→ REQUIREMENT:
Output all the entries word for word. Omit the pictures.

→ DATA IN THIS EXERCISE:

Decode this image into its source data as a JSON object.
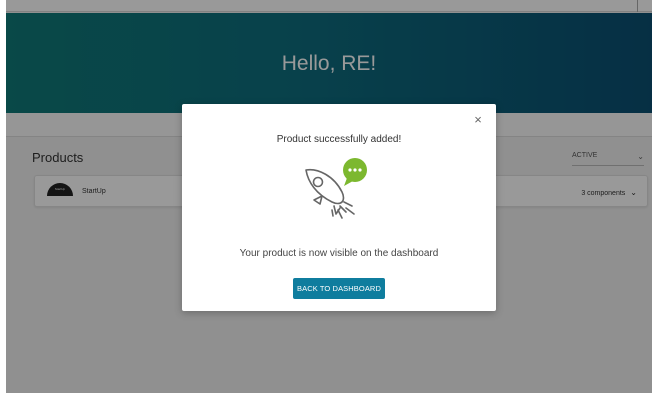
{
  "hero": {
    "greeting": "Hello, RE!"
  },
  "products_section": {
    "title": "Products",
    "status_filter": {
      "selected": "ACTIVE",
      "icon": "chevron-down-icon"
    },
    "items": [
      {
        "logo_text": "StartUp",
        "name": "StartUp",
        "components_label": "3 components",
        "icon": "chevron-down-icon"
      }
    ]
  },
  "modal": {
    "title": "Product successfully added!",
    "message": "Your product is now visible on the dashboard",
    "button_label": "BACK TO DASHBOARD",
    "close_symbol": "×",
    "illustration": "rocket-chat-bubble-icon",
    "colors": {
      "button": "#0f7d9e",
      "bubble": "#7cb82f",
      "rocket_stroke": "#666666"
    }
  },
  "colors": {
    "hero_start": "#0f7a78",
    "hero_end": "#0a4f72",
    "overlay": "rgba(0,0,0,0.40)"
  }
}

→ RESULT:
Decode this image into its source data as a JSON object.
{
  "hero": {
    "greeting": "Hello, RE!"
  },
  "products_section": {
    "title": "Products",
    "status_filter": {
      "selected": "ACTIVE",
      "icon": "chevron-down-icon"
    },
    "items": [
      {
        "logo_text": "StartUp",
        "name": "StartUp",
        "components_label": "3 components",
        "icon": "chevron-down-icon"
      }
    ]
  },
  "modal": {
    "title": "Product successfully added!",
    "message": "Your product is now visible on the dashboard",
    "button_label": "BACK TO DASHBOARD",
    "close_symbol": "×",
    "illustration": "rocket-chat-bubble-icon",
    "colors": {
      "button": "#0f7d9e",
      "bubble": "#7cb82f",
      "rocket_stroke": "#666666"
    }
  },
  "colors": {
    "hero_start": "#0f7a78",
    "hero_end": "#0a4f72",
    "overlay": "rgba(0,0,0,0.40)"
  }
}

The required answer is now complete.